━━━ EXTRACTED RECORDS

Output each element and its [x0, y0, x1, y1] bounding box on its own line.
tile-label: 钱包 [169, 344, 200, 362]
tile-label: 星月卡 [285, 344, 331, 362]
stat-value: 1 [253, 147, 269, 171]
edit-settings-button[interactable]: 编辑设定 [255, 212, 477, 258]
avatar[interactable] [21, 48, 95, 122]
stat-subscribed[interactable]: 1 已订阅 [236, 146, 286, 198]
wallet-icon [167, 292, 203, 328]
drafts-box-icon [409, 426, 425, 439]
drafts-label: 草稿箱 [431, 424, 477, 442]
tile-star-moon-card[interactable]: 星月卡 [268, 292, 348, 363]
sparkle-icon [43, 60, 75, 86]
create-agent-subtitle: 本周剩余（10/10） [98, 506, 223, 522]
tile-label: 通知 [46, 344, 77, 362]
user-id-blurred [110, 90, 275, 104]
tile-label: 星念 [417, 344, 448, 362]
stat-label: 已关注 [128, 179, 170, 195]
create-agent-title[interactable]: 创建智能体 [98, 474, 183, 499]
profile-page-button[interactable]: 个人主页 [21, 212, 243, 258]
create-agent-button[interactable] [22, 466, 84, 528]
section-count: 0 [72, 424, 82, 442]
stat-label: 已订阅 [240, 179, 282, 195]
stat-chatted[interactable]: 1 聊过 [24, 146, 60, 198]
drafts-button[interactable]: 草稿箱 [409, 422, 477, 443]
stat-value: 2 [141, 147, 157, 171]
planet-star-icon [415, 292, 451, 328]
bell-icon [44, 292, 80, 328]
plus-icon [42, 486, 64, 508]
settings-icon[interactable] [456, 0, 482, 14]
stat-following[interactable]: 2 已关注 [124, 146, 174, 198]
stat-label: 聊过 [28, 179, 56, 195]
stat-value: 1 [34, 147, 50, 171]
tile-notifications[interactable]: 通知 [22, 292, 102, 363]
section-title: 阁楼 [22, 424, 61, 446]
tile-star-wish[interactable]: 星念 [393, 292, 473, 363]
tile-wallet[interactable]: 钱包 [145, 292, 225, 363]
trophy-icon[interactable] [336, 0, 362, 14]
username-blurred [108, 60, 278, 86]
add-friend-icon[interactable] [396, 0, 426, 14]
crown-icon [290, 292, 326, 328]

━━━━━━

◆ TASK INSTRUCTIONS ◆
Reproduce the listing above word for word, keeping every line and its original order unchanged.

◆ WRITTEN SOLUTION ◆
Output each element and its [x0, y0, x1, y1] bounding box on its own line.
tile-label: 钱包 [169, 344, 200, 362]
tile-label: 星月卡 [285, 344, 331, 362]
stat-value: 1 [253, 147, 269, 171]
edit-settings-button[interactable]: 编辑设定 [255, 212, 477, 258]
avatar[interactable] [21, 48, 95, 122]
stat-subscribed[interactable]: 1 已订阅 [236, 146, 286, 198]
wallet-icon [167, 292, 203, 328]
drafts-box-icon [409, 426, 425, 439]
drafts-label: 草稿箱 [431, 424, 477, 442]
tile-star-moon-card[interactable]: 星月卡 [268, 292, 348, 363]
sparkle-icon [43, 60, 75, 86]
create-agent-subtitle: 本周剩余（10/10） [98, 506, 223, 522]
tile-label: 通知 [46, 344, 77, 362]
user-id-blurred [110, 90, 275, 104]
tile-label: 星念 [417, 344, 448, 362]
stat-label: 已关注 [128, 179, 170, 195]
create-agent-title[interactable]: 创建智能体 [98, 474, 183, 499]
profile-page-button[interactable]: 个人主页 [21, 212, 243, 258]
create-agent-button[interactable] [22, 466, 84, 528]
section-count: 0 [72, 424, 82, 442]
stat-label: 已订阅 [240, 179, 282, 195]
stat-chatted[interactable]: 1 聊过 [24, 146, 60, 198]
drafts-button[interactable]: 草稿箱 [409, 422, 477, 443]
stat-value: 2 [141, 147, 157, 171]
planet-star-icon [415, 292, 451, 328]
bell-icon [44, 292, 80, 328]
plus-icon [42, 486, 64, 508]
settings-icon[interactable] [456, 0, 482, 14]
stat-following[interactable]: 2 已关注 [124, 146, 174, 198]
stat-label: 聊过 [28, 179, 56, 195]
stat-value: 1 [34, 147, 50, 171]
tile-notifications[interactable]: 通知 [22, 292, 102, 363]
section-title: 阁楼 [22, 424, 61, 446]
tile-star-wish[interactable]: 星念 [393, 292, 473, 363]
tile-wallet[interactable]: 钱包 [145, 292, 225, 363]
trophy-icon[interactable] [336, 0, 362, 14]
username-blurred [108, 60, 278, 86]
add-friend-icon[interactable] [396, 0, 426, 14]
crown-icon [290, 292, 326, 328]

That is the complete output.